= Set problem =
Determine how many lines include "which". Give the number and nothing else.

Data excerpts:
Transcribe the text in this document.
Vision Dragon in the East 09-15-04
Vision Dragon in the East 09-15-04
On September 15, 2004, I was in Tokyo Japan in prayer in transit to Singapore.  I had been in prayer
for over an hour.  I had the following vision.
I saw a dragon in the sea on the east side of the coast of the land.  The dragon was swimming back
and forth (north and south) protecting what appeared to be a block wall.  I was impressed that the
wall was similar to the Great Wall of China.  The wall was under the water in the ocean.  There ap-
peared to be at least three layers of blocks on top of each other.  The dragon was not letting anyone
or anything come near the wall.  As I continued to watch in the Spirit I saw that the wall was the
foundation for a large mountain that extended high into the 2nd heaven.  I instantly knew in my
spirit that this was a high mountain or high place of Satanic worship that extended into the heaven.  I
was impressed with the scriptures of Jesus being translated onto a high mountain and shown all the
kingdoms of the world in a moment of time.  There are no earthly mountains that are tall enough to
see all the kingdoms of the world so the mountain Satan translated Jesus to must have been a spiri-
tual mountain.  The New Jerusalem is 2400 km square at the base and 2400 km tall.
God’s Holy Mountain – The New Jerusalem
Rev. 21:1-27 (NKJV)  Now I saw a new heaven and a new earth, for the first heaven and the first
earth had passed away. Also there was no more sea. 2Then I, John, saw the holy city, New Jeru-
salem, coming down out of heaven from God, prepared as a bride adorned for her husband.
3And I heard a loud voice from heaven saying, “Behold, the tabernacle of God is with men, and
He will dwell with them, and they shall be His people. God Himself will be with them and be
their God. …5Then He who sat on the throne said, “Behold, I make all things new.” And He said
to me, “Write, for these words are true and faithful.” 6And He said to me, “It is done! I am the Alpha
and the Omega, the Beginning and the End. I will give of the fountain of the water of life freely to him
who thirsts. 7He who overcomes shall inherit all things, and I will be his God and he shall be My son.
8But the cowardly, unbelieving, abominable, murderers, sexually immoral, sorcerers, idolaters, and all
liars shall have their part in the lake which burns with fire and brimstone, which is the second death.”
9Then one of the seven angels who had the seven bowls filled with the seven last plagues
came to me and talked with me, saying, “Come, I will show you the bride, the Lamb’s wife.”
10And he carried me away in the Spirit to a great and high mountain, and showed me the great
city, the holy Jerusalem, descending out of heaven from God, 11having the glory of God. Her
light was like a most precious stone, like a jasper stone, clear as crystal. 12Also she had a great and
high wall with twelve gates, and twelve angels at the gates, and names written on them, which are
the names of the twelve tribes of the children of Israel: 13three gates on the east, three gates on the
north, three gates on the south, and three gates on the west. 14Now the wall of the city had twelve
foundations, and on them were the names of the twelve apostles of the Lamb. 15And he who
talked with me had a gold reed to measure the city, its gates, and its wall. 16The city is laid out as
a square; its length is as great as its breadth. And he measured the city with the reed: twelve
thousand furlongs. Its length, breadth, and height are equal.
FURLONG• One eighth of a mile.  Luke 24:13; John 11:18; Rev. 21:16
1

= Answer for the task =
2